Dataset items
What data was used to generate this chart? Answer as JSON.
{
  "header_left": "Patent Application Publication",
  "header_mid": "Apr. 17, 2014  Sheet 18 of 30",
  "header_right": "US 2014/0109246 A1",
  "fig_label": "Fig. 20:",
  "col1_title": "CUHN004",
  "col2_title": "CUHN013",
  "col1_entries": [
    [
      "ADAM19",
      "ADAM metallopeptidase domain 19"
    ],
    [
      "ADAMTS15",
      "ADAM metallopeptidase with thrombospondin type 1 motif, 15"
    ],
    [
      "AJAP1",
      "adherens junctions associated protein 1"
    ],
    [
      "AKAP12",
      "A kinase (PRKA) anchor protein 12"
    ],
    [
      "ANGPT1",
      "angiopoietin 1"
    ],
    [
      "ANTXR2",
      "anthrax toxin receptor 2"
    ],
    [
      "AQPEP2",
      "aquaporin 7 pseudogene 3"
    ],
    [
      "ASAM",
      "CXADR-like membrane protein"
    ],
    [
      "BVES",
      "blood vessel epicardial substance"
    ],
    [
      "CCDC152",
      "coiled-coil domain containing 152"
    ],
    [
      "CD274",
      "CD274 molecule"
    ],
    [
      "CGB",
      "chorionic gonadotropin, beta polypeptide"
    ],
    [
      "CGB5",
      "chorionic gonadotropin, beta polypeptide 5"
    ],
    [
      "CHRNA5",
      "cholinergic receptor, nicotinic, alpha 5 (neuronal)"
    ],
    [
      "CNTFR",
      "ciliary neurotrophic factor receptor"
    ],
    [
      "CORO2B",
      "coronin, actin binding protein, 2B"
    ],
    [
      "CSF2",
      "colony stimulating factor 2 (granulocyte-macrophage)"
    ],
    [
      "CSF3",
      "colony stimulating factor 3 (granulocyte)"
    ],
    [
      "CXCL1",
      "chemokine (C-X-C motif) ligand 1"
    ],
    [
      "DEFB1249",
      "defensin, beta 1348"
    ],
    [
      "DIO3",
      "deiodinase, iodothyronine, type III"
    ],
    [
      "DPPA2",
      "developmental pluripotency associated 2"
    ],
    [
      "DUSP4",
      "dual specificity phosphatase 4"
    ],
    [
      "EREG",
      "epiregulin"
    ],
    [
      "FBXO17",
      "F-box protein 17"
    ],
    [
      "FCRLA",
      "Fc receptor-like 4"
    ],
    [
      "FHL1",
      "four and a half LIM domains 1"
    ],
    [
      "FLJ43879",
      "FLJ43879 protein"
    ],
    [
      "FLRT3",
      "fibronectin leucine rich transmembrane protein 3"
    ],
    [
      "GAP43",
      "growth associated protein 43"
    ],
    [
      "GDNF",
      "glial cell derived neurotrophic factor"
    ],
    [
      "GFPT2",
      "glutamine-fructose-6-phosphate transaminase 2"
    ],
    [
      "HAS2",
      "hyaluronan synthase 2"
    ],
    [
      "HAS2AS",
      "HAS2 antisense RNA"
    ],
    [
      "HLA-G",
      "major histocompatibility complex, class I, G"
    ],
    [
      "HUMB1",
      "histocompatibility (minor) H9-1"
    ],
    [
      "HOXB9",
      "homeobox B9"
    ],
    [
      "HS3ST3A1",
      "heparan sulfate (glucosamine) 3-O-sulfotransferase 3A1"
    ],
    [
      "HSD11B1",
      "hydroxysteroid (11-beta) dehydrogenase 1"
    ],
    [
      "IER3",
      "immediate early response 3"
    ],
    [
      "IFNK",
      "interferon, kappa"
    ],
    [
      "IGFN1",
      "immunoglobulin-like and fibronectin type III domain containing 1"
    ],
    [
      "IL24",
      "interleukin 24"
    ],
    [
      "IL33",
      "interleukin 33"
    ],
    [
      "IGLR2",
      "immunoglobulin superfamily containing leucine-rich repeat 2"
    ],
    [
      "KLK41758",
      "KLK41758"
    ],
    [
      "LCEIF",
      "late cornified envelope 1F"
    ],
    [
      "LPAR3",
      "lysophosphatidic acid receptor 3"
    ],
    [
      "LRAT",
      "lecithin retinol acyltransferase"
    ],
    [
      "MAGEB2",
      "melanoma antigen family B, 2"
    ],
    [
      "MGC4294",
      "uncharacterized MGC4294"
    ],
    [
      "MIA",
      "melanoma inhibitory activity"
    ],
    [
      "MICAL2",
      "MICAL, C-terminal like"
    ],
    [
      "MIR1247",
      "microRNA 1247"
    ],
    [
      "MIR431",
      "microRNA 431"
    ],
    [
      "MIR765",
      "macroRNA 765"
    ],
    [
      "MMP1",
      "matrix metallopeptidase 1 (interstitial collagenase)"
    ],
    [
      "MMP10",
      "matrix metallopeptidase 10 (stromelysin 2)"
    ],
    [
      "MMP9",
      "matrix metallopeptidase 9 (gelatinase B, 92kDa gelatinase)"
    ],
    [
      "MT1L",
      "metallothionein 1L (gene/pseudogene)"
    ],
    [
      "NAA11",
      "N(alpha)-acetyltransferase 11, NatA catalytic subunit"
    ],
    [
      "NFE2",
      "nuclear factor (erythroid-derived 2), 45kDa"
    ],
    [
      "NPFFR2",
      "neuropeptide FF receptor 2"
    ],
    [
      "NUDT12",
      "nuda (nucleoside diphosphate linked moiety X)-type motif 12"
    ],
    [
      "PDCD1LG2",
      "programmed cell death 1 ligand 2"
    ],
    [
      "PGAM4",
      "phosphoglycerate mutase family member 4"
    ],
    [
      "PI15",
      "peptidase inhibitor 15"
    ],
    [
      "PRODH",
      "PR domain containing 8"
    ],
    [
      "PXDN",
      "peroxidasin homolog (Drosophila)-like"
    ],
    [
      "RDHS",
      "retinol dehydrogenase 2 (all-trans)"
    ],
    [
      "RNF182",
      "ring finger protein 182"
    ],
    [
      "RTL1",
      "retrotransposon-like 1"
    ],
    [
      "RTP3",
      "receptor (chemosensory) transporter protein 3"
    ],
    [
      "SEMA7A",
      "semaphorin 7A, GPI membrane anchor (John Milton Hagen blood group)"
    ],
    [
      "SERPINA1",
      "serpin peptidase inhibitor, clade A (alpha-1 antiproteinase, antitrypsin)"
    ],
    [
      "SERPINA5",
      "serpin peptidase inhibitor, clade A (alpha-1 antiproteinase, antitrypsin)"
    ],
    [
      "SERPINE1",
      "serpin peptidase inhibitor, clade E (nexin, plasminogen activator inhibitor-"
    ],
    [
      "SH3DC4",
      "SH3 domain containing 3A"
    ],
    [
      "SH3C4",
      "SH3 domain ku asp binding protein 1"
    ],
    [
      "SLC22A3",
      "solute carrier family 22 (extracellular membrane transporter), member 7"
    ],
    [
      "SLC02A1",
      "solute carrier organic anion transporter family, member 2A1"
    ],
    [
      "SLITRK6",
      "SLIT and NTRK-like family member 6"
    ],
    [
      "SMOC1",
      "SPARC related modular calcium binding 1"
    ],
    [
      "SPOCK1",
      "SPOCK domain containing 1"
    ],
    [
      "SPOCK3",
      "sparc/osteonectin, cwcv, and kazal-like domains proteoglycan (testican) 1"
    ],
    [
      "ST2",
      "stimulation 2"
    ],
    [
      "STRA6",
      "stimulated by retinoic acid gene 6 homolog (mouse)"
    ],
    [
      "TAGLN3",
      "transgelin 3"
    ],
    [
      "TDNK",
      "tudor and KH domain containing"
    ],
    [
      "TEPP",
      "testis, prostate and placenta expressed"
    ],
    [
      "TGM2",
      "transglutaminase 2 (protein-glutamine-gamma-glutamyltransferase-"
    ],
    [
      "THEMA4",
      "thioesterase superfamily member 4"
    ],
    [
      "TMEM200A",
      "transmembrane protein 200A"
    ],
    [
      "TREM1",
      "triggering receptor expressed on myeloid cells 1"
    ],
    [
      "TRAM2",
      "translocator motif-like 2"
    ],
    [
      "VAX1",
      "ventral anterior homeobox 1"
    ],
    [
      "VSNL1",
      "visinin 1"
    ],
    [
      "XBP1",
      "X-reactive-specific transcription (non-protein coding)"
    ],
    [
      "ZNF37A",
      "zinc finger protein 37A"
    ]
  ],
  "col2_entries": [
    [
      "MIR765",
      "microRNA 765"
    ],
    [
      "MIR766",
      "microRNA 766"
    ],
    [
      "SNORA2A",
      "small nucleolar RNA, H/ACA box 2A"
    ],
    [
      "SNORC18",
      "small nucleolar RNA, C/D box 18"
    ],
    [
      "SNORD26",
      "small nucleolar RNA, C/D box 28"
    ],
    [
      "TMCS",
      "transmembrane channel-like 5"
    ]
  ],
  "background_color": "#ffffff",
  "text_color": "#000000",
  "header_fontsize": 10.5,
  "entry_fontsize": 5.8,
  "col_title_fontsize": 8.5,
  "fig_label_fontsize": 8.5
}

Task to complete:
Your answer should hold every line of the entries that contains the string "homeobox".

Expected answer:
      "homeobox B9"
      "ventral anterior homeobox 1"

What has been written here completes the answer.